Quote all entries exactly, leaving pictures aside.

— START OF EXCERPTED DATA —

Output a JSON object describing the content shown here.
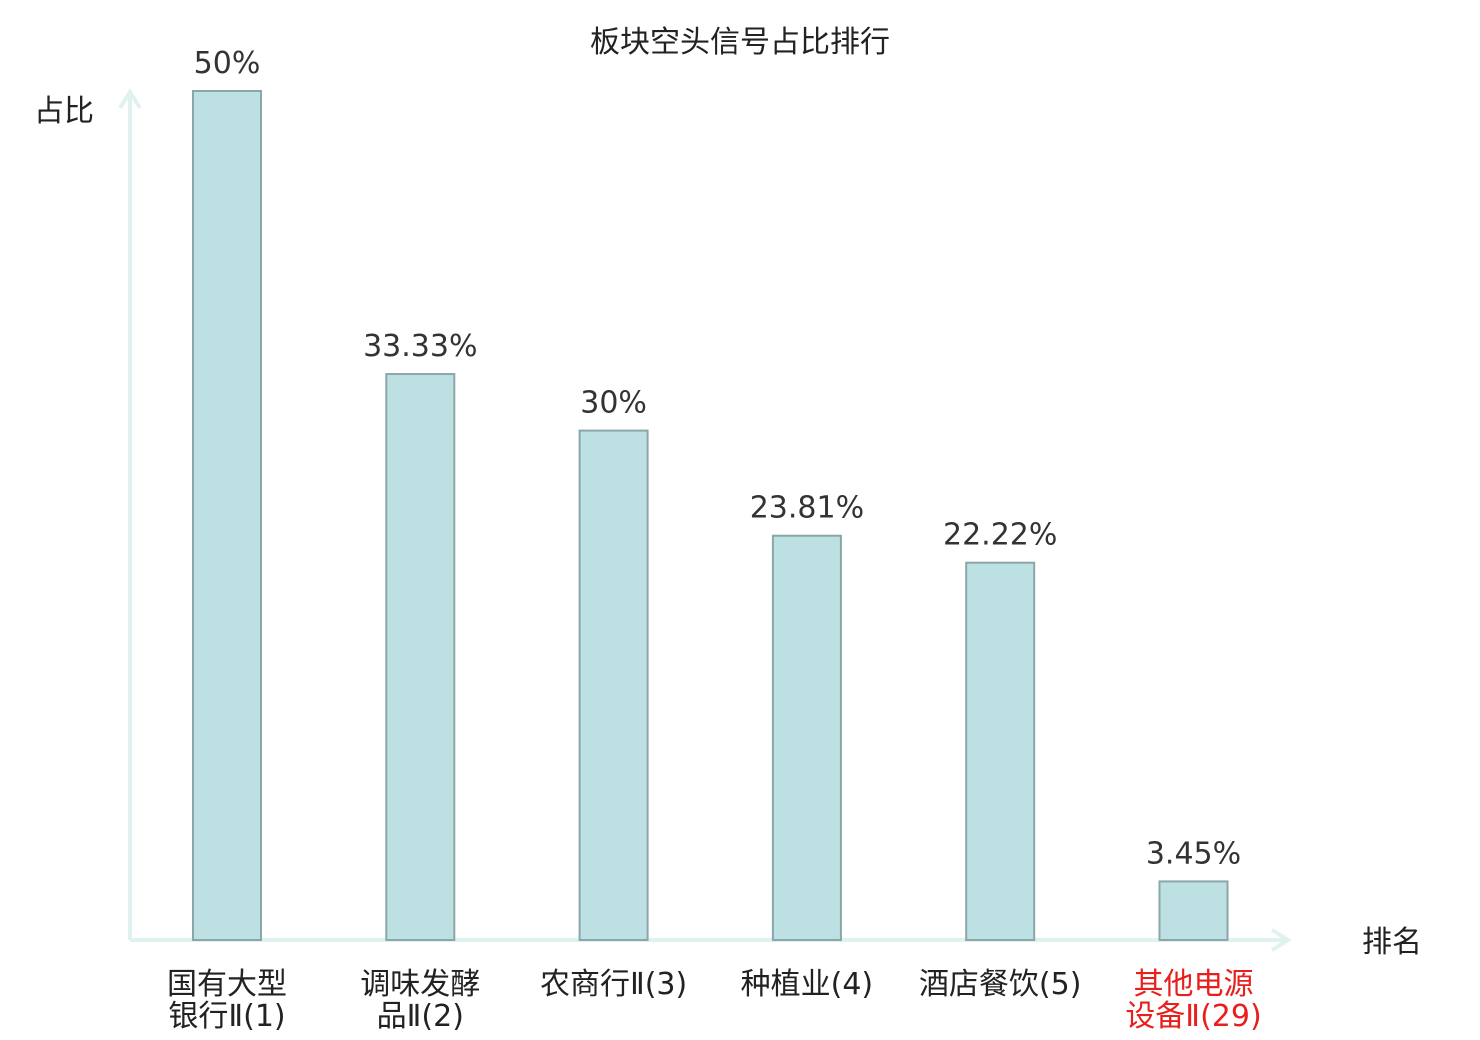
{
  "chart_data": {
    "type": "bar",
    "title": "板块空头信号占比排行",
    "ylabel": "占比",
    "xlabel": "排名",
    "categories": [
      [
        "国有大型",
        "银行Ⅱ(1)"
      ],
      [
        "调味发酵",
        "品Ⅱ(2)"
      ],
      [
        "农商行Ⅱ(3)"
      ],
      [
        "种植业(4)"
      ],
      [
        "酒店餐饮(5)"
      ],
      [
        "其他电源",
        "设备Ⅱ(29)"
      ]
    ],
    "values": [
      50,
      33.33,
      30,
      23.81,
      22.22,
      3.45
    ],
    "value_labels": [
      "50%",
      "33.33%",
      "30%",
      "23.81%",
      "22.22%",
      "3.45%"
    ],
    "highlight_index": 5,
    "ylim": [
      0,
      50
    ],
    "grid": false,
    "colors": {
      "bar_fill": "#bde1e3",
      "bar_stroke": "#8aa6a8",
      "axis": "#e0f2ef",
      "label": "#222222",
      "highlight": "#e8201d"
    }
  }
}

— END OF EXCERPTED DATA —

SOLUTION FOR THIS TASK:
Output a JSON object describing the content shown here.
{
  "chart_data": {
    "type": "bar",
    "title": "板块空头信号占比排行",
    "ylabel": "占比",
    "xlabel": "排名",
    "categories": [
      [
        "国有大型",
        "银行Ⅱ(1)"
      ],
      [
        "调味发酵",
        "品Ⅱ(2)"
      ],
      [
        "农商行Ⅱ(3)"
      ],
      [
        "种植业(4)"
      ],
      [
        "酒店餐饮(5)"
      ],
      [
        "其他电源",
        "设备Ⅱ(29)"
      ]
    ],
    "values": [
      50,
      33.33,
      30,
      23.81,
      22.22,
      3.45
    ],
    "value_labels": [
      "50%",
      "33.33%",
      "30%",
      "23.81%",
      "22.22%",
      "3.45%"
    ],
    "highlight_index": 5,
    "ylim": [
      0,
      50
    ],
    "grid": false,
    "colors": {
      "bar_fill": "#bde1e3",
      "bar_stroke": "#8aa6a8",
      "axis": "#e0f2ef",
      "label": "#222222",
      "highlight": "#e8201d"
    }
  }
}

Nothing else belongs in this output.